This is a "user" problem. You are using the wrong features for the
task, your code should read:
| for f in *; do ./test "$f"; done

and quote all other variable expansions.

NEVER do: for foo in `...`    OR    for foo in $(...(

This is wrong, because you're relying on word splitting and glob
expansion, which is wrong 99% of the cases.

Read:

- http://mywiki.wooledge.org/WordSplitting
- http://mywiki.wooledge.org/Quotes


It is totally not a bash bug (read the manual, it's documented).

On Wed, Mar 26, 2014 at 05:30:12PM -0700, billyco...@gmail.com wrote:
> I tested on bash 4.3 and 3.0
> 
> testing]$ bash --version
> bash --version
> GNU bash, version 4.3.0(1)-release (x86_64-unknown-linux-gnu)
> 
> In a directory I have:
> 
> testing]$ ls -l
> total 16
> -rw-r--r-- 1 hpierce hpierce 77 Mar 26 20:09 dog1
> -rw-r--r-- 1 hpierce hpierce 77 Mar 26 20:09 dog2
> -rw-r--r-- 1 hpierce hpierce 77 Mar 26 20:09 dog3
> -rw-r--r-- 1 hpierce hpierce  0 Mar 26 20:07 dog4
> -rwxr-xr-x 1 hpierce hpierce 80 Mar 26 20:02 test
> 
> dog1, dog2, and dog3 have content.  dog4 is empty.

-- Work to do --
[1] Print the bash word-splitting reply starting at "On Wed, Mar" and ending at "version 4.3.0(1)-release (x86_64-unknown-linux-gnu)".
[2] Write what comes next in the bash word-splitting email, picking up right after its final line.

-- Records provided --

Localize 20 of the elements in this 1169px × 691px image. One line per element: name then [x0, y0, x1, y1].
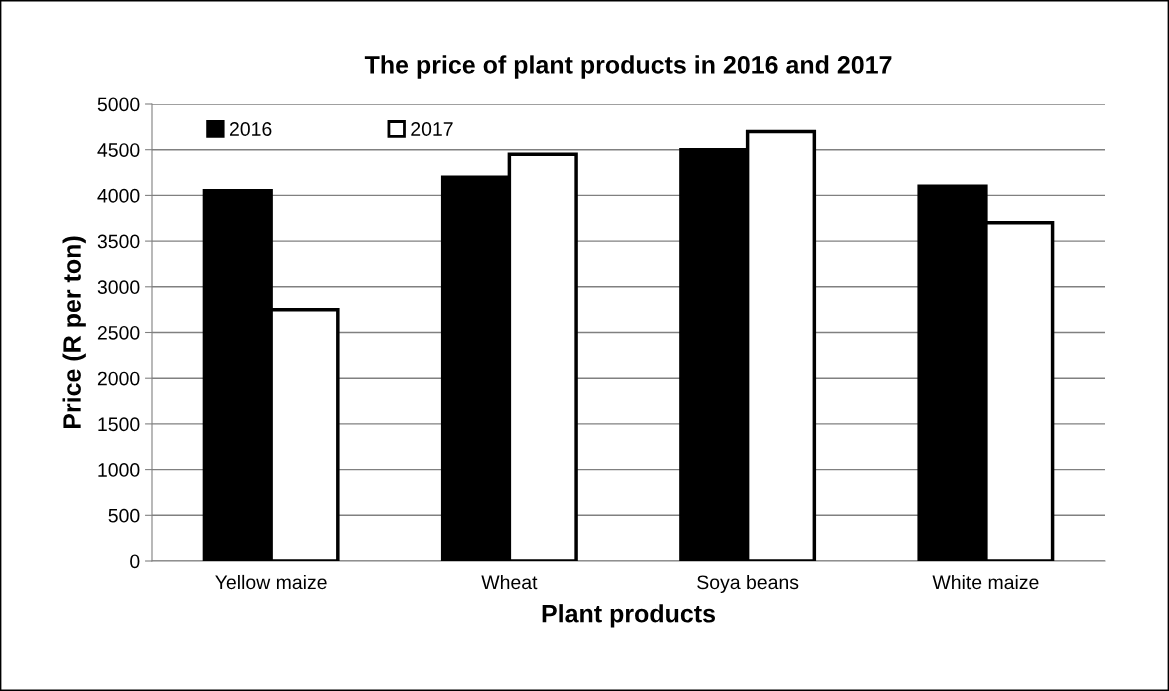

---

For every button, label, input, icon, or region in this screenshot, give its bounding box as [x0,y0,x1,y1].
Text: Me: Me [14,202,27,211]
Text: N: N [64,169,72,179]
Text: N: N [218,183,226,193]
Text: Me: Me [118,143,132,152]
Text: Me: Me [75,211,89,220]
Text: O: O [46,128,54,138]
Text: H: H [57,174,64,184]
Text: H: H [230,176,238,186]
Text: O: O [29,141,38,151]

==

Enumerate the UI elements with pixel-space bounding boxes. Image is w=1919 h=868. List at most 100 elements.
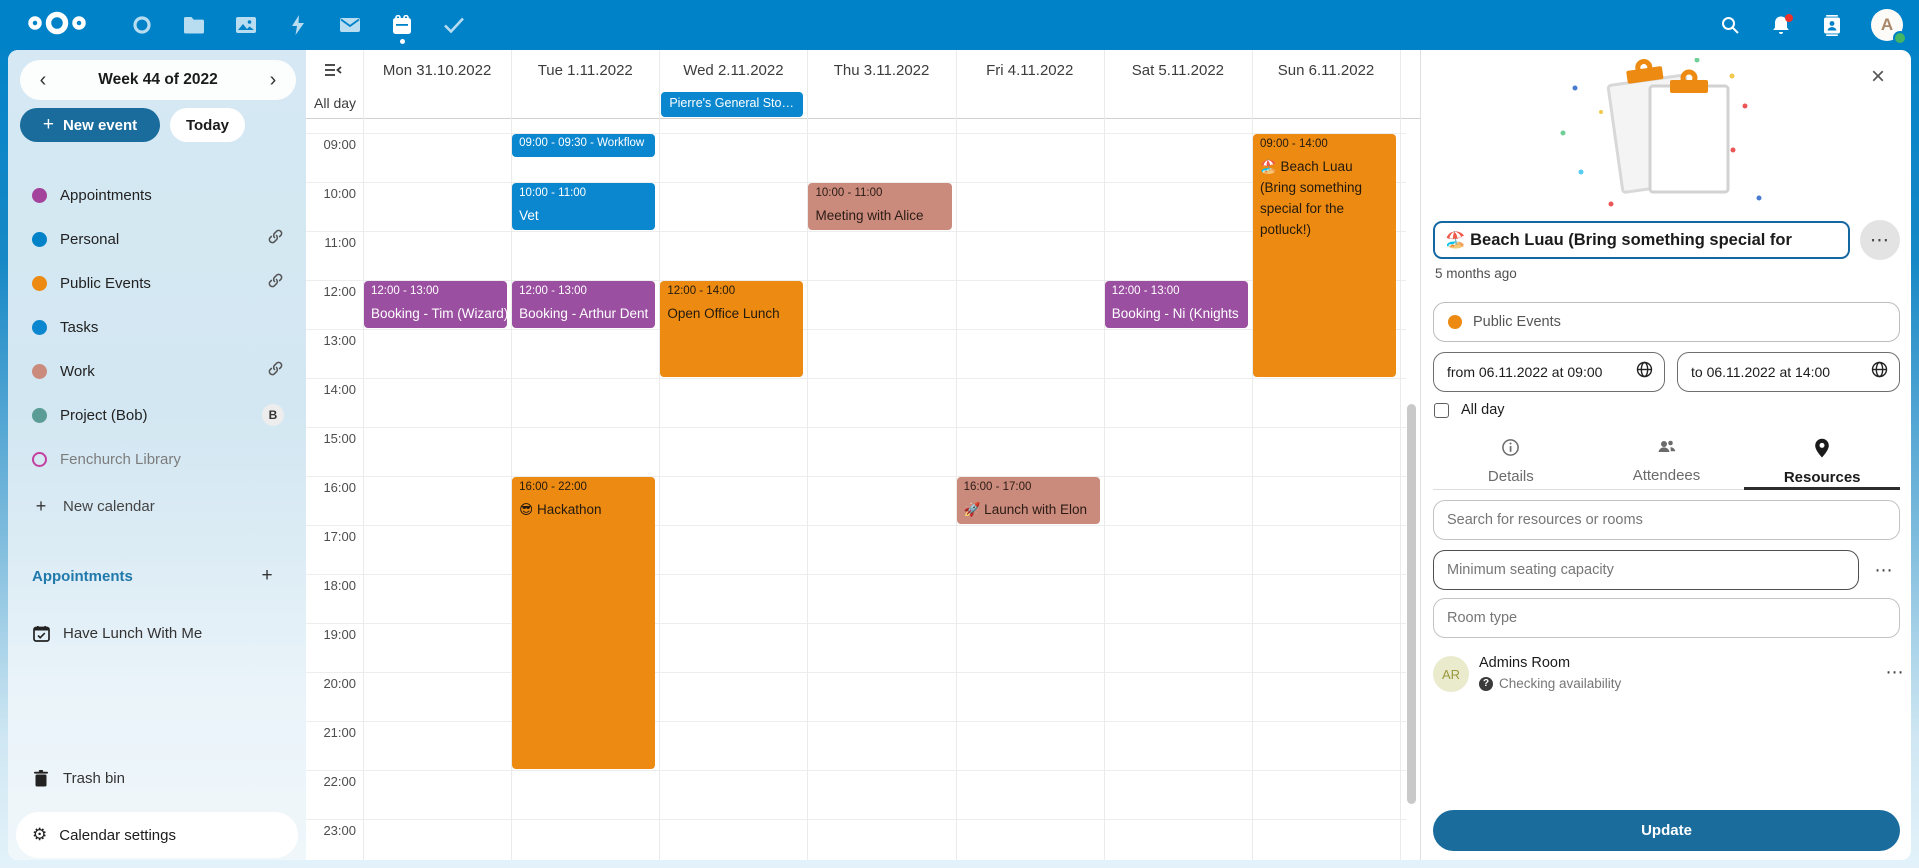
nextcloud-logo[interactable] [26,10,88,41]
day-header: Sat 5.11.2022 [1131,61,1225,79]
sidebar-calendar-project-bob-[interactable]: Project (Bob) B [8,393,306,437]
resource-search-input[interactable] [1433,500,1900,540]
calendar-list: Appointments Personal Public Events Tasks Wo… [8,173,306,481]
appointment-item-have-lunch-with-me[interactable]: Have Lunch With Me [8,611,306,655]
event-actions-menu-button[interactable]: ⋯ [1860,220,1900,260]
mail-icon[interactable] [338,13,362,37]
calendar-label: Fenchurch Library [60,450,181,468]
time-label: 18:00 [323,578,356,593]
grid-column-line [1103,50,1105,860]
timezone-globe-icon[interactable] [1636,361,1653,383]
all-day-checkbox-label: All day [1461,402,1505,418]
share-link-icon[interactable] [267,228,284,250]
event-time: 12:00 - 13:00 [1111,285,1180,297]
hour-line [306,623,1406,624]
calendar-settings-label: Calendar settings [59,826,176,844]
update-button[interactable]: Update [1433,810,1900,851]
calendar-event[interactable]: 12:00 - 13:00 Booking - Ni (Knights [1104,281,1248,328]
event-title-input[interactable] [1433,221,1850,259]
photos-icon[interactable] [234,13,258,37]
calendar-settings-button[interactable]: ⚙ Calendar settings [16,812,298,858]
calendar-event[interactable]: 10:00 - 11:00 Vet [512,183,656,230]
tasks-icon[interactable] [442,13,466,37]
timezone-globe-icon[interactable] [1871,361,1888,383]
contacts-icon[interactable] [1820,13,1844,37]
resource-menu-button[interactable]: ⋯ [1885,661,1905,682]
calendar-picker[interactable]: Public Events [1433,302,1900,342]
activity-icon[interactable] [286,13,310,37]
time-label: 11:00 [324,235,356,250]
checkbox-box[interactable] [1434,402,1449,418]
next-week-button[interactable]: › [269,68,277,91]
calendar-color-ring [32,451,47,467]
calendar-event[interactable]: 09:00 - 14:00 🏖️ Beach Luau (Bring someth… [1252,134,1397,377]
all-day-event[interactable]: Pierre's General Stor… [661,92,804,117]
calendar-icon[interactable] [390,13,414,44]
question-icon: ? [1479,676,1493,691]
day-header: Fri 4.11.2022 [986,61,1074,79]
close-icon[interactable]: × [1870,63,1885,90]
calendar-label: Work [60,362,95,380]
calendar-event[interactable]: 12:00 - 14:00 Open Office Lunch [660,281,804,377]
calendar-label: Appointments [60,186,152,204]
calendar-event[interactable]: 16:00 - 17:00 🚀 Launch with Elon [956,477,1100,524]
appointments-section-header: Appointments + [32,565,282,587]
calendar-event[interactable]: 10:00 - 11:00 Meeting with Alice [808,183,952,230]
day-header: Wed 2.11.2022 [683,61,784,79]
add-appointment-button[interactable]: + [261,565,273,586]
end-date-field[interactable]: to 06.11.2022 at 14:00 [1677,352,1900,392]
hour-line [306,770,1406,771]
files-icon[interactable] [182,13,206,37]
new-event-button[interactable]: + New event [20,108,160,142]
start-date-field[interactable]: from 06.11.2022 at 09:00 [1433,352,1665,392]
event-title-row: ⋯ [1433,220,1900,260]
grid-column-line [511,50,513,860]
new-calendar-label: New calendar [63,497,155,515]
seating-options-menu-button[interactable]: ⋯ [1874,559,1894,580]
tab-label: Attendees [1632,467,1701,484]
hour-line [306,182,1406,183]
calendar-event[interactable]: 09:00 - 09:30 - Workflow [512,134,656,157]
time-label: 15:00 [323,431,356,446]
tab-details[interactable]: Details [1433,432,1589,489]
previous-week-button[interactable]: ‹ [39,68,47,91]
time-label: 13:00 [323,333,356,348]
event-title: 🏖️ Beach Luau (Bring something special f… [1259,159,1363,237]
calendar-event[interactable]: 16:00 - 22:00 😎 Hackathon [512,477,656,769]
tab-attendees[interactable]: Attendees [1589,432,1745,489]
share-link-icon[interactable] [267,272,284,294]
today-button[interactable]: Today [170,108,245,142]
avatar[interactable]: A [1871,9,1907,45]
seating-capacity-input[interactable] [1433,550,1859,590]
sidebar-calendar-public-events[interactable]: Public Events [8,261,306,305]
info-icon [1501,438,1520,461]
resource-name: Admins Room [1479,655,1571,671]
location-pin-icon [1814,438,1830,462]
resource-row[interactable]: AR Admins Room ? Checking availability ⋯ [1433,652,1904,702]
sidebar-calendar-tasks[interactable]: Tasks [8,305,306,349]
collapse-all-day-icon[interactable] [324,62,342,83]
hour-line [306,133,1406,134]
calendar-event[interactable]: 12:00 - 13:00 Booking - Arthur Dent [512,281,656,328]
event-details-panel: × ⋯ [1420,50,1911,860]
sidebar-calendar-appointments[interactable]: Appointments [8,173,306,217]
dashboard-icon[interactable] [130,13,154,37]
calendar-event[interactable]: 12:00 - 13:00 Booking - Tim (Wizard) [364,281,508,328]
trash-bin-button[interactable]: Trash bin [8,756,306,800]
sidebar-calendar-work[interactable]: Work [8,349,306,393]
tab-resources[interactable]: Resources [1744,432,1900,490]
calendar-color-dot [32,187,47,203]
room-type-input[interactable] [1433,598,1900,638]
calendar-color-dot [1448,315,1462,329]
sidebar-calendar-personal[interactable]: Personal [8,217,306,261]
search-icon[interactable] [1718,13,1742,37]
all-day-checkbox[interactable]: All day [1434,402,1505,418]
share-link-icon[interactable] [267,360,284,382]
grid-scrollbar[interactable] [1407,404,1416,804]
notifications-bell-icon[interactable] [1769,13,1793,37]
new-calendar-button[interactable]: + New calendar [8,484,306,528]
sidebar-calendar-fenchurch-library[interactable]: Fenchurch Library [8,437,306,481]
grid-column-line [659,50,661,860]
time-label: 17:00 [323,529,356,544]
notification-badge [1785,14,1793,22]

-- Answers to the exercise --
[1]
On Wed, Mar 26, 2014 at 05:30:12PM -0700, billyco...@gmail.com wrote:
> I tested on bash 4.3 and 3.0
> 
> testing]$ bash --version
> bash --version
> GNU bash, version 4.3.0(1)-release (x86_64-unknown-linux-gnu)

[2]
> 
> test is a simple script:
> 
> testing]$ cat test
> #!/bin/bash
> FILE=$1
> echo $FILE
> if [ ! -e $FILE ]
> then
>       echo "Usage: $0 <file>"
>       exit 1
> else
>         echo $FILE exists
> fi
> 
> Here's a regular run:
> 
> testing]$ for f in *; do ./test $f; done
> dog1
> dog1 exists
> dog2
> dog2 exists
> dog3
> dog3 exists
> dog4
> dog4 exists
> test
> test exists
> 
> Now I add a ls:
> 
> testing]$ for f in `ls dog*`; do ./test $f; done
> dog1
> Usage: ./test <file>
> dog2
> Usage: ./test <file>
> dog3
> Usage: ./test <file>
> dog4
> Usage: ./test <file>
> 
> So I moved it to an earlier version of bash
> 
> testing]$ bash --version
> bash --version
> GNU bash, version 3.00.15(1)-release (x86_64-redhat-linux-gnu)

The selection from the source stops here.